--- The exercise ---
Update the listing below so that each "colorbar-segment" reads "colorbar-band", with every other line and character left as is.

[Raw listing]
━━━━━━━━━━━━━━━━━━━━
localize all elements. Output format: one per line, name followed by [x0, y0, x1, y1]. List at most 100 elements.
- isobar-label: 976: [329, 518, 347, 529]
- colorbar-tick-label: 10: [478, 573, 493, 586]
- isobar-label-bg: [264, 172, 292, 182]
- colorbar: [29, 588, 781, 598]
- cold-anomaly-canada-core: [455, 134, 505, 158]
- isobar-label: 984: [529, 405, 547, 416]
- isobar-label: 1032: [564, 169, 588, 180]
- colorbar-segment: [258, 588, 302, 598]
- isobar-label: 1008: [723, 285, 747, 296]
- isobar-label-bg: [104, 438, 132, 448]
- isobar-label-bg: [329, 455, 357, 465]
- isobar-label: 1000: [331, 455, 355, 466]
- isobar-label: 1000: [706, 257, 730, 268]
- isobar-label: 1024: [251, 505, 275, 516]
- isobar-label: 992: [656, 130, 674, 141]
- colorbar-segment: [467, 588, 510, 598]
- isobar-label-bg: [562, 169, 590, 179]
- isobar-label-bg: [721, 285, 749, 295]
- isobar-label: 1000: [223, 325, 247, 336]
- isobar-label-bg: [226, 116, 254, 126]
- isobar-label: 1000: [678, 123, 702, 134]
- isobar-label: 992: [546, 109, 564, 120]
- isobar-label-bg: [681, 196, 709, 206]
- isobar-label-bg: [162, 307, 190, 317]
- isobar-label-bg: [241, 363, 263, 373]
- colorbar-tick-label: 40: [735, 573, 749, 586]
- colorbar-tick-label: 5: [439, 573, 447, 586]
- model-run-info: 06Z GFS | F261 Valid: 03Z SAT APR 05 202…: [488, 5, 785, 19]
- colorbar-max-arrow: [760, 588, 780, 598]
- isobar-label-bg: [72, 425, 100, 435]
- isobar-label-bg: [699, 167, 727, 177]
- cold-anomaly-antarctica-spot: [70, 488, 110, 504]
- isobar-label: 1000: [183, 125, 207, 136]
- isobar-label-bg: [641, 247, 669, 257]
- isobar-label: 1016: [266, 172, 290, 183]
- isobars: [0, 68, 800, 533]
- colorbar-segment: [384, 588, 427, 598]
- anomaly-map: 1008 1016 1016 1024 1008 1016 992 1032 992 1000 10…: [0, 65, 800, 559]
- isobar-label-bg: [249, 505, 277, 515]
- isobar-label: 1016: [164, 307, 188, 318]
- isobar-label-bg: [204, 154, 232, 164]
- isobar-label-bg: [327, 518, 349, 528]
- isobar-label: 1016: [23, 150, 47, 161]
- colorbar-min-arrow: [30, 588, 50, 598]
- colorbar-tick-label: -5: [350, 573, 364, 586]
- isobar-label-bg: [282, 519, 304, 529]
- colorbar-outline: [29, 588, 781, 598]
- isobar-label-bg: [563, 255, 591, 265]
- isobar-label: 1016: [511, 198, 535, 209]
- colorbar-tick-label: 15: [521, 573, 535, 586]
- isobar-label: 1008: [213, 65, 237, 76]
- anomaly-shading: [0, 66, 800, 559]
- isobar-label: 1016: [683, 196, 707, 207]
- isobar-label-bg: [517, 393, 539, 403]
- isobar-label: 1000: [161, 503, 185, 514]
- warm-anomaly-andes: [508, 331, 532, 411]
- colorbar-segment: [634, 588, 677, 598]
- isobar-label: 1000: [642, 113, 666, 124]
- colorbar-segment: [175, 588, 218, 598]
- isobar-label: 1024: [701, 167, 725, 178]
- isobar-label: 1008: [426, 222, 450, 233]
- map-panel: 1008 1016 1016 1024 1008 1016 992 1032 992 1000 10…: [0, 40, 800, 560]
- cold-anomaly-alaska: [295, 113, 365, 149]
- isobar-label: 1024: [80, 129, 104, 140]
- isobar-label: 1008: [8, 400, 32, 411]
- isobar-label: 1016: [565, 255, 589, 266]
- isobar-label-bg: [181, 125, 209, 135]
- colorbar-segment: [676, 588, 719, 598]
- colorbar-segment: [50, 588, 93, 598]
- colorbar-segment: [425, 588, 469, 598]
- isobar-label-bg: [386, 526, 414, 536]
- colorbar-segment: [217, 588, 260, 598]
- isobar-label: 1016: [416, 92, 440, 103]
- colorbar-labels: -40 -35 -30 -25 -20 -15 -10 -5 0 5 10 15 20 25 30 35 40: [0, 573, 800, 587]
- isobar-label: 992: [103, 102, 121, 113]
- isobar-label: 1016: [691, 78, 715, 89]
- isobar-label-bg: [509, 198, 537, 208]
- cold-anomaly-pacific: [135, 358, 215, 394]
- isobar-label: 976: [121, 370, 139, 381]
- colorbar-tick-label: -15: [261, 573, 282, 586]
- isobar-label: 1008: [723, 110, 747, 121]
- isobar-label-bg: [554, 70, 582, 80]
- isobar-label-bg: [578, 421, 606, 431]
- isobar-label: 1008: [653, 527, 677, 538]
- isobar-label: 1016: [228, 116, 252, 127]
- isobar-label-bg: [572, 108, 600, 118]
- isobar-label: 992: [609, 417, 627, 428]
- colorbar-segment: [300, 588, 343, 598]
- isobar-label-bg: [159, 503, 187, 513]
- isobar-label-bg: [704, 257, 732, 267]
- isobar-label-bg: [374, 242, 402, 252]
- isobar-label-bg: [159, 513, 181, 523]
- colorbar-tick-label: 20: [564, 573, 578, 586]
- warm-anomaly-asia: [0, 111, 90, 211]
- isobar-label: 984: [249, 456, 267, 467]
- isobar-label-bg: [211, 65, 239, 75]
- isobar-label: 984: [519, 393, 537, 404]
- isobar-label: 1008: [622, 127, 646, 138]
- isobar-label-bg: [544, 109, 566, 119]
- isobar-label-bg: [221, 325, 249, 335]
━━━━━━━━━━━━━━━━━━━━
--- Solution for this task ---
localize all elements. Output format: one per line, name followed by [x0, y0, x1, y1]. List at most 100 elements.
- isobar-label: 976: [329, 518, 347, 529]
- colorbar-tick-label: 10: [478, 573, 493, 586]
- isobar-label-bg: [264, 172, 292, 182]
- colorbar: [29, 588, 781, 598]
- cold-anomaly-canada-core: [455, 134, 505, 158]
- isobar-label: 984: [529, 405, 547, 416]
- isobar-label: 1032: [564, 169, 588, 180]
- colorbar-band: [258, 588, 302, 598]
- isobar-label: 1008: [723, 285, 747, 296]
- isobar-label-bg: [104, 438, 132, 448]
- isobar-label-bg: [329, 455, 357, 465]
- isobar-label: 1000: [331, 455, 355, 466]
- isobar-label: 1000: [706, 257, 730, 268]
- isobar-label: 1024: [251, 505, 275, 516]
- isobar-label: 992: [656, 130, 674, 141]
- colorbar-band: [467, 588, 510, 598]
- isobar-label-bg: [562, 169, 590, 179]
- isobar-label-bg: [721, 285, 749, 295]
- isobar-label: 1000: [223, 325, 247, 336]
- isobar-label-bg: [226, 116, 254, 126]
- isobar-label: 1000: [678, 123, 702, 134]
- isobar-label: 992: [546, 109, 564, 120]
- isobar-label-bg: [681, 196, 709, 206]
- isobar-label-bg: [162, 307, 190, 317]
- isobar-label-bg: [241, 363, 263, 373]
- colorbar-tick-label: 40: [735, 573, 749, 586]
- colorbar-tick-label: 5: [439, 573, 447, 586]
- model-run-info: 06Z GFS | F261 Valid: 03Z SAT APR 05 202…: [488, 5, 785, 19]
- colorbar-max-arrow: [760, 588, 780, 598]
- isobar-label-bg: [72, 425, 100, 435]
- isobar-label-bg: [699, 167, 727, 177]
- cold-anomaly-antarctica-spot: [70, 488, 110, 504]
- isobar-label: 1000: [183, 125, 207, 136]
- isobar-label-bg: [641, 247, 669, 257]
- isobar-label: 1016: [266, 172, 290, 183]
- isobars: [0, 68, 800, 533]
- colorbar-band: [384, 588, 427, 598]
- anomaly-map: 1008 1016 1016 1024 1008 1016 992 1032 992 1000 10…: [0, 65, 800, 559]
- isobar-label-bg: [249, 505, 277, 515]
- isobar-label: 1016: [164, 307, 188, 318]
- isobar-label-bg: [204, 154, 232, 164]
- isobar-label-bg: [327, 518, 349, 528]
- isobar-label: 1016: [23, 150, 47, 161]
- colorbar-min-arrow: [30, 588, 50, 598]
- colorbar-tick-label: -5: [350, 573, 364, 586]
- isobar-label-bg: [282, 519, 304, 529]
- colorbar-outline: [29, 588, 781, 598]
- isobar-label-bg: [563, 255, 591, 265]
- isobar-label: 1016: [511, 198, 535, 209]
- colorbar-tick-label: 15: [521, 573, 535, 586]
- isobar-label: 1008: [213, 65, 237, 76]
- anomaly-shading: [0, 66, 800, 559]
- isobar-label: 1016: [683, 196, 707, 207]
- isobar-label-bg: [517, 393, 539, 403]
- isobar-label: 1000: [161, 503, 185, 514]
- warm-anomaly-andes: [508, 331, 532, 411]
- colorbar-band: [634, 588, 677, 598]
- isobar-label: 1000: [642, 113, 666, 124]
- colorbar-band: [175, 588, 218, 598]
- isobar-label: 1024: [701, 167, 725, 178]
- isobar-label: 1008: [426, 222, 450, 233]
- map-panel: 1008 1016 1016 1024 1008 1016 992 1032 992 1000 10…: [0, 40, 800, 560]
- cold-anomaly-alaska: [295, 113, 365, 149]
- isobar-label: 1024: [80, 129, 104, 140]
- isobar-label: 1008: [8, 400, 32, 411]
- isobar-label: 1016: [565, 255, 589, 266]
- isobar-label-bg: [181, 125, 209, 135]
- colorbar-band: [676, 588, 719, 598]
- colorbar-band: [50, 588, 93, 598]
- colorbar-band: [425, 588, 469, 598]
- isobar-label-bg: [386, 526, 414, 536]
- colorbar-band: [217, 588, 260, 598]
- isobar-label: 1016: [416, 92, 440, 103]
- colorbar-labels: -40 -35 -30 -25 -20 -15 -10 -5 0 5 10 15 20 25 30 35 40: [0, 573, 800, 587]
- isobar-label: 992: [103, 102, 121, 113]
- isobar-label: 1016: [691, 78, 715, 89]
- isobar-label-bg: [509, 198, 537, 208]
- cold-anomaly-pacific: [135, 358, 215, 394]
- isobar-label: 976: [121, 370, 139, 381]
- colorbar-tick-label: -15: [261, 573, 282, 586]
- isobar-label: 1008: [723, 110, 747, 121]
- isobar-label-bg: [554, 70, 582, 80]
- isobar-label-bg: [578, 421, 606, 431]
- isobar-label: 1008: [653, 527, 677, 538]
- isobar-label: 1016: [228, 116, 252, 127]
- isobar-label-bg: [572, 108, 600, 118]
- isobar-label: 992: [609, 417, 627, 428]
- colorbar-band: [300, 588, 343, 598]
- isobar-label-bg: [159, 503, 187, 513]
- isobar-label-bg: [704, 257, 732, 267]
- isobar-label-bg: [374, 242, 402, 252]
- isobar-label-bg: [159, 513, 181, 523]
- colorbar-tick-label: 20: [564, 573, 578, 586]
- warm-anomaly-asia: [0, 111, 90, 211]
- isobar-label: 984: [249, 456, 267, 467]
- isobar-label-bg: [211, 65, 239, 75]
- isobar-label: 984: [519, 393, 537, 404]
- isobar-label: 1008: [622, 127, 646, 138]
- isobar-label-bg: [544, 109, 566, 119]
- isobar-label-bg: [221, 325, 249, 335]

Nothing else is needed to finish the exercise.